## THE DATA
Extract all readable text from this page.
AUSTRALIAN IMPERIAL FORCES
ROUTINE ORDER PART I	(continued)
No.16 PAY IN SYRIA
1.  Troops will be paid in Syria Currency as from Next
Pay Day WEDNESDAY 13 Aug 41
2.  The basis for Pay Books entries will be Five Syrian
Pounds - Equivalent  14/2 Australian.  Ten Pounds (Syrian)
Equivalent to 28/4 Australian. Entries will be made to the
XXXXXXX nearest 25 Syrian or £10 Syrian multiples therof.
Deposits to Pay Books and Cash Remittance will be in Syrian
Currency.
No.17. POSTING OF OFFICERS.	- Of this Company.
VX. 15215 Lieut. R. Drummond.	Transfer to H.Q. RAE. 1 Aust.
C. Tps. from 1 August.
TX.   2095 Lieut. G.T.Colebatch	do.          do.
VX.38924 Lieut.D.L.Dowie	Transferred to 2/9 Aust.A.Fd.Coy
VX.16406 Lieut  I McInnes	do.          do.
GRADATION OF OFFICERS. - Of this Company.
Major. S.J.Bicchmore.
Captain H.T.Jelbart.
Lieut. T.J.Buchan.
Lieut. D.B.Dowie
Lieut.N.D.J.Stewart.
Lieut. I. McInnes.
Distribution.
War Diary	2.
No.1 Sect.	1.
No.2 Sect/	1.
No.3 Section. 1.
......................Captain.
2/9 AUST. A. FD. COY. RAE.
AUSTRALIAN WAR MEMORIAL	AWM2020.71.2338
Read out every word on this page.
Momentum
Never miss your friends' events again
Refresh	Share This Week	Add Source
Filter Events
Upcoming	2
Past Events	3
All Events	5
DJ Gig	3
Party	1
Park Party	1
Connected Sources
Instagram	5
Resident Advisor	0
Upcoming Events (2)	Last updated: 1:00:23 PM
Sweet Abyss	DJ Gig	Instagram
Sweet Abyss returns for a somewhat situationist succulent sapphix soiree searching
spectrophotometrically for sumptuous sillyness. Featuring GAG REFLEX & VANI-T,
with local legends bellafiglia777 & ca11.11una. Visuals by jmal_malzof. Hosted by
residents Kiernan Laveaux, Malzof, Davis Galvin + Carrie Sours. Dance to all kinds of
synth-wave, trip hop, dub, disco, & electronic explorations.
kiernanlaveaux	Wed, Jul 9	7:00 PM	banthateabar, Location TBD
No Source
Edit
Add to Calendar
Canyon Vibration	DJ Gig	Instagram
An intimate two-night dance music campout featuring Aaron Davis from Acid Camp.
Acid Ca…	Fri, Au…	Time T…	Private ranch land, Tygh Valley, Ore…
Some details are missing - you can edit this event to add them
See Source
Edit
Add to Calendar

## EXERCISE GOAL
Could you transcribe the records in full, exactly?

## TASK OUTPUT
Extract all readable text from this page.
AUSTRALIAN IMPERIAL FORCES
ROUTINE ORDER PART I	(continued)
No.16 PAY IN SYRIA
1.  Troops will be paid in Syria Currency as from Next
Pay Day WEDNESDAY 13 Aug 41
2.  The basis for Pay Books entries will be Five Syrian
Pounds - Equivalent  14/2 Australian.  Ten Pounds (Syrian)
Equivalent to 28/4 Australian. Entries will be made to the
XXXXXXX nearest 25 Syrian or £10 Syrian multiples therof.
Deposits to Pay Books and Cash Remittance will be in Syrian
Currency.
No.17. POSTING OF OFFICERS.	- Of this Company.
VX. 15215 Lieut. R. Drummond.	Transfer to H.Q. RAE. 1 Aust.
C. Tps. from 1 August.
TX.   2095 Lieut. G.T.Colebatch	do.          do.
VX.38924 Lieut.D.L.Dowie	Transferred to 2/9 Aust.A.Fd.Coy
VX.16406 Lieut  I McInnes	do.          do.
GRADATION OF OFFICERS. - Of this Company.
Major. S.J.Bicchmore.
Captain H.T.Jelbart.
Lieut. T.J.Buchan.
Lieut. D.B.Dowie
Lieut.N.D.J.Stewart.
Lieut. I. McInnes.
Distribution.
War Diary	2.
No.1 Sect.	1.
No.2 Sect/	1.
No.3 Section. 1.
......................Captain.
2/9 AUST. A. FD. COY. RAE.
AUSTRALIAN WAR MEMORIAL	AWM2020.71.2338
Read out every word on this page.
Momentum
Never miss your friends' events again
Refresh	Share This Week	Add Source
Filter Events
Upcoming	2
Past Events	3
All Events	5
DJ Gig	3
Party	1
Park Party	1
Connected Sources
Instagram	5
Resident Advisor	0
Upcoming Events (2)	Last updated: 1:00:23 PM
Sweet Abyss	DJ Gig	Instagram
Sweet Abyss returns for a somewhat situationist succulent sapphix soiree searching
spectrophotometrically for sumptuous sillyness. Featuring GAG REFLEX & VANI-T,
with local legends bellafiglia777 & ca11.11una. Visuals by jmal_malzof. Hosted by
residents Kiernan Laveaux, Malzof, Davis Galvin + Carrie Sours. Dance to all kinds of
synth-wave, trip hop, dub, disco, & electronic explorations.
kiernanlaveaux	Wed, Jul 9	7:00 PM	banthateabar, Location TBD
No Source
Edit
Add to Calendar
Canyon Vibration	DJ Gig	Instagram
An intimate two-night dance music campout featuring Aaron Davis from Acid Camp.
Acid Ca…	Fri, Au…	Time T…	Private ranch land, Tygh Valley, Ore…
Some details are missing - you can edit this event to add them
See Source
Edit
Add to Calendar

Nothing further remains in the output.